Evaluating Strategic Reasoning in Forecasting Agents
Pith reviewed 2026-05-07 16:05 UTC · model grok-4.3
The pith
Frontier AI agents' main forecasting weaknesses lie in judging leaders' incentives, plan follow-through, and institutional dynamics.
A machine-rendered reading of the paper's core claim, the machinery that carries it, and where it could break.
Core claim
Using the BTF-2 benchmark of 1,417 pastcasting questions with a frozen research corpus, the authors show that a composite forecaster outperforms individual frontier agents by 0.011 in Brier score, primarily through better pre-mortem analysis of its own blind spots and explicit consideration of black swan events. Expert human forecasters reviewing the traces identify the dominant strategic reasoning failures as inadequate assessment of political and business leaders' incentives, underestimation of whether stated plans will be followed, and incomplete modeling of institutional processes.
What carries the argument
BTF-2 benchmark consisting of pastcasting questions and a frozen 15M-document corpus that enables reproducible, hindsight-free evaluation of agent reasoning traces.
Load-bearing premise
That the specific 1,417 pastcasting questions and the 15M-document frozen corpus provide an unbiased, generalizable test of strategic reasoning ability.
What would settle it
Running the same agents on a new set of pastcasting questions drawn from a different time period or topic distribution and finding that the same three failure modes no longer dominate expert judgments.

[DATASET EXCERPT]
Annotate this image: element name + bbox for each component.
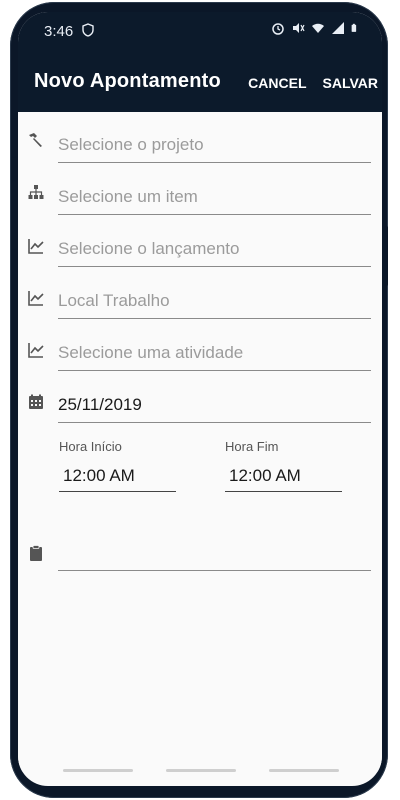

[YOUR OBJECTIVE] Copy out the summary on strategic reasoning in forecasting agents word for word, from its title to its last sentence.

[OUTPUT FOR THIS TASK]
Evaluating Strategic Reasoning in Forecasting Agents
Pith reviewed 2026-05-07 16:05 UTC · model grok-4.3
The pith
Frontier AI agents' main forecasting weaknesses lie in judging leaders' incentives, plan follow-through, and institutional dynamics.
A machine-rendered reading of the paper's core claim, the machinery that carries it, and where it could break.
Core claim
Using the BTF-2 benchmark of 1,417 pastcasting questions with a frozen research corpus, the authors show that a composite forecaster outperforms individual frontier agents by 0.011 in Brier score, primarily through better pre-mortem analysis of its own blind spots and explicit consideration of black swan events. Expert human forecasters reviewing the traces identify the dominant strategic reasoning failures as inadequate assessment of political and business leaders' incentives, underestimation of whether stated plans will be followed, and incomplete modeling of institutional processes.
What carries the argument
BTF-2 benchmark consisting of pastcasting questions and a frozen 15M-document corpus that enables reproducible, hindsight-free evaluation of agent reasoning traces.
Load-bearing premise
That the specific 1,417 pastcasting questions and the 15M-document frozen corpus provide an unbiased, generalizable test of strategic reasoning ability.
What would settle it
Running the same agents on a new set of pastcasting questions drawn from a different time period or topic distribution and finding that the same three failure modes no longer dominate expert judgments.